- **The task**
Reproduce every one of the lines below, character for character, without changing anything.

- **Task input**
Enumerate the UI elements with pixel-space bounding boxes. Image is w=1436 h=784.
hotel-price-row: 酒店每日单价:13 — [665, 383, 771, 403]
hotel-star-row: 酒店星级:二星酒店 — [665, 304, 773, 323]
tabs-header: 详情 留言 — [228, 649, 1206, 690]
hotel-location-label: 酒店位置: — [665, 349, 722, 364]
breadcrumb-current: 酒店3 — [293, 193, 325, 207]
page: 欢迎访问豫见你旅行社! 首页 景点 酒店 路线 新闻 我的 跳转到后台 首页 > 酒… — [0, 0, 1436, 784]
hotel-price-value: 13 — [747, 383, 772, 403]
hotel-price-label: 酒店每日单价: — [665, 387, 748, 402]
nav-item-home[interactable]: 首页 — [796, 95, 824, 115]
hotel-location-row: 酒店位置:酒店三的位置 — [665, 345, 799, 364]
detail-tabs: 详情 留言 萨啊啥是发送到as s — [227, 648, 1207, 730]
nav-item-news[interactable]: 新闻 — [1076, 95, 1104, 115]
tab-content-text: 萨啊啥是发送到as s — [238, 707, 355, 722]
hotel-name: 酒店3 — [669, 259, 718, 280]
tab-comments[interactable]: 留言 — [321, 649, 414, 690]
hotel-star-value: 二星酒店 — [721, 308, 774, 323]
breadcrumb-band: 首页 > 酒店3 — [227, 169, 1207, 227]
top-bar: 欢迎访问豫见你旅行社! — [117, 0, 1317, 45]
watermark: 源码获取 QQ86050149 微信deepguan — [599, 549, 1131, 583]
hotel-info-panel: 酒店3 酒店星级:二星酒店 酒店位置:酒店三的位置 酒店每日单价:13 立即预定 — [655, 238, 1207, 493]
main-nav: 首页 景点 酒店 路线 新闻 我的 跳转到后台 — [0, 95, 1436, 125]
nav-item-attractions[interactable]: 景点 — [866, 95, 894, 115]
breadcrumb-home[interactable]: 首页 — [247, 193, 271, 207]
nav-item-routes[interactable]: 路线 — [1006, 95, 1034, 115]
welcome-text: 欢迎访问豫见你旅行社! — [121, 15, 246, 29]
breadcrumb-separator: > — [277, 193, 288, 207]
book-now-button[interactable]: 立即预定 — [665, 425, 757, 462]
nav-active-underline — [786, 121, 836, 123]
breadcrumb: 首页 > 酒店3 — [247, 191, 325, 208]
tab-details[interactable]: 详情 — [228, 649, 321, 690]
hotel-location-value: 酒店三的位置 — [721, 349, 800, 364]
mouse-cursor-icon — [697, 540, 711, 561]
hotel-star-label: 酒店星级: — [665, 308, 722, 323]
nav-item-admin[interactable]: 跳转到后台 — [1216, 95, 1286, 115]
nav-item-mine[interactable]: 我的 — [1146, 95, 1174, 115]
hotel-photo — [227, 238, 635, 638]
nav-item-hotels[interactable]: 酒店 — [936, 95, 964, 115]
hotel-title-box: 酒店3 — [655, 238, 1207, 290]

- **The answer**
Enumerate the UI elements with pixel-space bounding boxes. Image is w=1436 h=784.
hotel-price-row: 酒店每日单价:13 — [665, 383, 771, 403]
hotel-star-row: 酒店星级:二星酒店 — [665, 304, 773, 323]
tabs-header: 详情 留言 — [228, 649, 1206, 690]
hotel-location-label: 酒店位置: — [665, 349, 722, 364]
breadcrumb-current: 酒店3 — [293, 193, 325, 207]
page: 欢迎访问豫见你旅行社! 首页 景点 酒店 路线 新闻 我的 跳转到后台 首页 > 酒… — [0, 0, 1436, 784]
hotel-price-value: 13 — [747, 383, 772, 403]
hotel-price-label: 酒店每日单价: — [665, 387, 748, 402]
nav-item-home[interactable]: 首页 — [796, 95, 824, 115]
hotel-location-row: 酒店位置:酒店三的位置 — [665, 345, 799, 364]
detail-tabs: 详情 留言 萨啊啥是发送到as s — [227, 648, 1207, 730]
nav-item-news[interactable]: 新闻 — [1076, 95, 1104, 115]
tab-content-text: 萨啊啥是发送到as s — [238, 707, 355, 722]
hotel-name: 酒店3 — [669, 259, 718, 280]
tab-comments[interactable]: 留言 — [321, 649, 414, 690]
hotel-star-value: 二星酒店 — [721, 308, 774, 323]
breadcrumb-band: 首页 > 酒店3 — [227, 169, 1207, 227]
top-bar: 欢迎访问豫见你旅行社! — [117, 0, 1317, 45]
watermark: 源码获取 QQ86050149 微信deepguan — [599, 549, 1131, 583]
hotel-info-panel: 酒店3 酒店星级:二星酒店 酒店位置:酒店三的位置 酒店每日单价:13 立即预定 — [655, 238, 1207, 493]
main-nav: 首页 景点 酒店 路线 新闻 我的 跳转到后台 — [0, 95, 1436, 125]
nav-item-attractions[interactable]: 景点 — [866, 95, 894, 115]
breadcrumb-home[interactable]: 首页 — [247, 193, 271, 207]
nav-item-routes[interactable]: 路线 — [1006, 95, 1034, 115]
welcome-text: 欢迎访问豫见你旅行社! — [121, 15, 246, 29]
breadcrumb-separator: > — [277, 193, 288, 207]
book-now-button[interactable]: 立即预定 — [665, 425, 757, 462]
nav-active-underline — [786, 121, 836, 123]
breadcrumb: 首页 > 酒店3 — [247, 191, 325, 208]
tab-details[interactable]: 详情 — [228, 649, 321, 690]
hotel-location-value: 酒店三的位置 — [721, 349, 800, 364]
mouse-cursor-icon — [697, 540, 711, 561]
hotel-star-label: 酒店星级: — [665, 308, 722, 323]
nav-item-admin[interactable]: 跳转到后台 — [1216, 95, 1286, 115]
nav-item-mine[interactable]: 我的 — [1146, 95, 1174, 115]
hotel-photo — [227, 238, 635, 638]
nav-item-hotels[interactable]: 酒店 — [936, 95, 964, 115]
hotel-title-box: 酒店3 — [655, 238, 1207, 290]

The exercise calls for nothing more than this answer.